[Dataset entries]
_ _ _ _ _ _ _

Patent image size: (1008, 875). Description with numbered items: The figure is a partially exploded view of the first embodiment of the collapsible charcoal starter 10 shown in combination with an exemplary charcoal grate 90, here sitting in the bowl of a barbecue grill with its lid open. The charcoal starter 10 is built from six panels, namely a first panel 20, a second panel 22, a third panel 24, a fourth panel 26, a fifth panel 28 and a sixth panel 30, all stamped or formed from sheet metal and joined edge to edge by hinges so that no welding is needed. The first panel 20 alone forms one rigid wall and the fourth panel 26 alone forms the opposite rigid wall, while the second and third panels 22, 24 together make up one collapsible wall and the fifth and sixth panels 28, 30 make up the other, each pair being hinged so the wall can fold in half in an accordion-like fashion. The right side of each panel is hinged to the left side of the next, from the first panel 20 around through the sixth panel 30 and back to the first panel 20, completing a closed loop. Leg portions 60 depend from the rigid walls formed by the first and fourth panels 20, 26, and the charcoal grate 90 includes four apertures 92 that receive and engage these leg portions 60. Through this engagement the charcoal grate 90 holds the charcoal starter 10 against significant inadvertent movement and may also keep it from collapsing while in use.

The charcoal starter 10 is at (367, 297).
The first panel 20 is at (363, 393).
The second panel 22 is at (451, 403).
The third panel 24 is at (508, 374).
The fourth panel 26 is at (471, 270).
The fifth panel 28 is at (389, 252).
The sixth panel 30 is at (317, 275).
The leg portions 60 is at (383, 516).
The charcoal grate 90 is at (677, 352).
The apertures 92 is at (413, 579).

_ _ _ _ _ _ _

Reproduce every line of the data above word for word, with nothing changed.

** Final result **
Patent image size: (1008, 875). Description with numbered items: The figure is a partially exploded view of the first embodiment of the collapsible charcoal starter 10 shown in combination with an exemplary charcoal grate 90, here sitting in the bowl of a barbecue grill with its lid open. The charcoal starter 10 is built from six panels, namely a first panel 20, a second panel 22, a third panel 24, a fourth panel 26, a fifth panel 28 and a sixth panel 30, all stamped or formed from sheet metal and joined edge to edge by hinges so that no welding is needed. The first panel 20 alone forms one rigid wall and the fourth panel 26 alone forms the opposite rigid wall, while the second and third panels 22, 24 together make up one collapsible wall and the fifth and sixth panels 28, 30 make up the other, each pair being hinged so the wall can fold in half in an accordion-like fashion. The right side of each panel is hinged to the left side of the next, from the first panel 20 around through the sixth panel 30 and back to the first panel 20, completing a closed loop. Leg portions 60 depend from the rigid walls formed by the first and fourth panels 20, 26, and the charcoal grate 90 includes four apertures 92 that receive and engage these leg portions 60. Through this engagement the charcoal grate 90 holds the charcoal starter 10 against significant inadvertent movement and may also keep it from collapsing while in use.

The charcoal starter 10 is at (367, 297).
The first panel 20 is at (363, 393).
The second panel 22 is at (451, 403).
The third panel 24 is at (508, 374).
The fourth panel 26 is at (471, 270).
The fifth panel 28 is at (389, 252).
The sixth panel 30 is at (317, 275).
The leg portions 60 is at (383, 516).
The charcoal grate 90 is at (677, 352).
The apertures 92 is at (413, 579).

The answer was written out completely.